Exercise data
# # # # # # #

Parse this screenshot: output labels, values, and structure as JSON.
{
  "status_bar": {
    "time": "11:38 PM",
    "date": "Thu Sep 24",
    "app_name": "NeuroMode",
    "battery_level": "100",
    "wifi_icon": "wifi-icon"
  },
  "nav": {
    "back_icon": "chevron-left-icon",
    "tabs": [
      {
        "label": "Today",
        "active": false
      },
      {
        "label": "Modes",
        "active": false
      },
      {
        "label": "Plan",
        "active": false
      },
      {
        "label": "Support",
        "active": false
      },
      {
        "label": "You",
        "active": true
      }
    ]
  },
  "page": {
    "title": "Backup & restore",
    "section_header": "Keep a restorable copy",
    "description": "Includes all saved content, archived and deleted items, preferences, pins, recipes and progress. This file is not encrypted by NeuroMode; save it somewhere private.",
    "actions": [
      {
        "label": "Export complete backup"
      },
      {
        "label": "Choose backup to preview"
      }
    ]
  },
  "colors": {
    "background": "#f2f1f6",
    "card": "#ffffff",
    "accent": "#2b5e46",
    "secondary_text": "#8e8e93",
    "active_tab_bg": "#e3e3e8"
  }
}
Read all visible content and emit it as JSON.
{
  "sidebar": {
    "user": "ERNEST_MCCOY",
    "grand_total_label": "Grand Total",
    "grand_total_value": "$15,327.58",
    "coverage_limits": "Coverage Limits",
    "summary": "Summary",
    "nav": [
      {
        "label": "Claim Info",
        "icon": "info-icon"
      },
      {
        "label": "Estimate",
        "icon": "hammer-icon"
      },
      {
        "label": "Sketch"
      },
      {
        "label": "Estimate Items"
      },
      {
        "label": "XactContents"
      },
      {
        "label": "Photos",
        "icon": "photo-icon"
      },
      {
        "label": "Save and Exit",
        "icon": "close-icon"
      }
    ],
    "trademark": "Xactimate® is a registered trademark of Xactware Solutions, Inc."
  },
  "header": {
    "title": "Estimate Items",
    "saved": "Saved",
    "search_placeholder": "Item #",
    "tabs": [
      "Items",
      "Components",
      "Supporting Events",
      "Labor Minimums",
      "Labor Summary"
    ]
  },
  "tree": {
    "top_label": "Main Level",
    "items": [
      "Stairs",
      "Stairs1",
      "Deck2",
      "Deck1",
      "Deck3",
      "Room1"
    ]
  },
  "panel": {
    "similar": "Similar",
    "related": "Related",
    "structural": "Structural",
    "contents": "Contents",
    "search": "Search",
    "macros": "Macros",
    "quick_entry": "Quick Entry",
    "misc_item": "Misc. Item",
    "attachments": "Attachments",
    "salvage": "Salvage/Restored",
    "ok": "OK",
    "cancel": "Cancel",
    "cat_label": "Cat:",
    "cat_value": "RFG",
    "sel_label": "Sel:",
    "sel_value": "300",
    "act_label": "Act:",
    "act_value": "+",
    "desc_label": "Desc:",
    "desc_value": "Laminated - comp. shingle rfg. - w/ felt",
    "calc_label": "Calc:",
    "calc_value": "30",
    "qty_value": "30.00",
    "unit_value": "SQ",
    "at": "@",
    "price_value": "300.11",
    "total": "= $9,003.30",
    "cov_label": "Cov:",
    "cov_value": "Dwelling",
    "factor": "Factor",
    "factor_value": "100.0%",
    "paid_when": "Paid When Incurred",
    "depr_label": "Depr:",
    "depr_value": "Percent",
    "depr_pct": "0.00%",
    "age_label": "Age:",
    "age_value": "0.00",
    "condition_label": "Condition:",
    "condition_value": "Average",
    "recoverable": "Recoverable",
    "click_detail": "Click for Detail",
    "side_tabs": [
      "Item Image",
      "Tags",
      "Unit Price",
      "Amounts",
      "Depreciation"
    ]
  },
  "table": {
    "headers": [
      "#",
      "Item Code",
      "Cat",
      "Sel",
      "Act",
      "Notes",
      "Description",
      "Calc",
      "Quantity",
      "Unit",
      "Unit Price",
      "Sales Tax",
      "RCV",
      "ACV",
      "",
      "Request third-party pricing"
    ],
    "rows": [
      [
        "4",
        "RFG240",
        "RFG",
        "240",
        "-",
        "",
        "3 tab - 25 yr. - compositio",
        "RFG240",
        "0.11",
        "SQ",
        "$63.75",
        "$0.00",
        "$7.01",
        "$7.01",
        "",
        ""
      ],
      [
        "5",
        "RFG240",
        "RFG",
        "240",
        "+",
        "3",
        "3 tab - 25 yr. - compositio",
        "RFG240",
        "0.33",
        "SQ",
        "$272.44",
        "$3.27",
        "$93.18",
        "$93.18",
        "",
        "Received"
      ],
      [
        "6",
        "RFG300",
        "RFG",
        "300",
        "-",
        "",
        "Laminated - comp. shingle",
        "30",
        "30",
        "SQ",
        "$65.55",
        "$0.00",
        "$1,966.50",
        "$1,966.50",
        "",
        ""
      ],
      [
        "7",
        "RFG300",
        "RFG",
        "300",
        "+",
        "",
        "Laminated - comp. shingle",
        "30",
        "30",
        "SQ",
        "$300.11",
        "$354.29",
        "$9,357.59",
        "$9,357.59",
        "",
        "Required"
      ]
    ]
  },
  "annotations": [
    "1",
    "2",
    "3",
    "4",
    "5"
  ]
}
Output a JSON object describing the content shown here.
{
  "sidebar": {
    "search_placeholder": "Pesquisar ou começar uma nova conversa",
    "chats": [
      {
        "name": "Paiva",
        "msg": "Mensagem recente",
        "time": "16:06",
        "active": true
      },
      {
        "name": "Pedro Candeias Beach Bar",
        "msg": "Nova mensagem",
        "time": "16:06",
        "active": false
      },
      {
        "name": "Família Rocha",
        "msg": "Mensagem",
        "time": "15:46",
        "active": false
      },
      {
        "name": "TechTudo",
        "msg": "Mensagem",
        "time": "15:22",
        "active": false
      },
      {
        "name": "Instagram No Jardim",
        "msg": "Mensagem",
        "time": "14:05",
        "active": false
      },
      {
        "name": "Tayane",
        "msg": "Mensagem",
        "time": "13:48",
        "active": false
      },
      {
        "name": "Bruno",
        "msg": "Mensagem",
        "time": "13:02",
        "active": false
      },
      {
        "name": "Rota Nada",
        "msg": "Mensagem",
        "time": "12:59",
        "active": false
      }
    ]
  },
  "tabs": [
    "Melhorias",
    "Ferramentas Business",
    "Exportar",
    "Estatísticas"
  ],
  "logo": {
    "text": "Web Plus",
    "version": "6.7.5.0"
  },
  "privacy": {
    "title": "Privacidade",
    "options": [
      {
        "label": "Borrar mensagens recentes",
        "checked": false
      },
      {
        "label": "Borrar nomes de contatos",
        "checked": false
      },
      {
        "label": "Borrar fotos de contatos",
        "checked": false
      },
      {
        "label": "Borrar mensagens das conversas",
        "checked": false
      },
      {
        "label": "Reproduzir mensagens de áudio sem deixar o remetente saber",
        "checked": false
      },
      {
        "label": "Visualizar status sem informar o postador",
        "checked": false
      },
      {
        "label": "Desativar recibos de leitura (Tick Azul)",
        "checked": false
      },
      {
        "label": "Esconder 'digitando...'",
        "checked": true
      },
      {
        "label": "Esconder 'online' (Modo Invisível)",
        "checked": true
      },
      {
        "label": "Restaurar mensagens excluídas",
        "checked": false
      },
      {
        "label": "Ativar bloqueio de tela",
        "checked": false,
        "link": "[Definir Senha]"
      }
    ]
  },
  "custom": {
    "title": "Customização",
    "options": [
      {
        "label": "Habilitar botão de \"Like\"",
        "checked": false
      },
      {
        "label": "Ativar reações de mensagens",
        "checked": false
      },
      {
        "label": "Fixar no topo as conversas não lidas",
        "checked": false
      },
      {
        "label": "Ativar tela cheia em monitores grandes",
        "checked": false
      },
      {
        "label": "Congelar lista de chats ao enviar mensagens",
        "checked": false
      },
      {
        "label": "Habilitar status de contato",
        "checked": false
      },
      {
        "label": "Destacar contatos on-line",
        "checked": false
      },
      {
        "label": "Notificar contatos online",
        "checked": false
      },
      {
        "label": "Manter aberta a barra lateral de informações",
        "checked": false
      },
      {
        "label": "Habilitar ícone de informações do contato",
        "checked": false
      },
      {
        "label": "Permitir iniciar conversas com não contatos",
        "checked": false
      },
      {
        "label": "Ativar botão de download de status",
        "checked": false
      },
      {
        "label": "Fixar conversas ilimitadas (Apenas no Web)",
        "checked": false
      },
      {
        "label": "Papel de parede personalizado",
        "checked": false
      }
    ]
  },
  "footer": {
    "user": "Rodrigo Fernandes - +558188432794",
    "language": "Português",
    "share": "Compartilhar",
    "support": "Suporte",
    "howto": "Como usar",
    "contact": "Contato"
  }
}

# # # # # # #

Requirements
Scan the listing above and identify each line holding the string "Estimate"; copy every such line.

Right answer
        "label": "Estimate",
        "label": "Estimate Items"
    "title": "Estimate Items",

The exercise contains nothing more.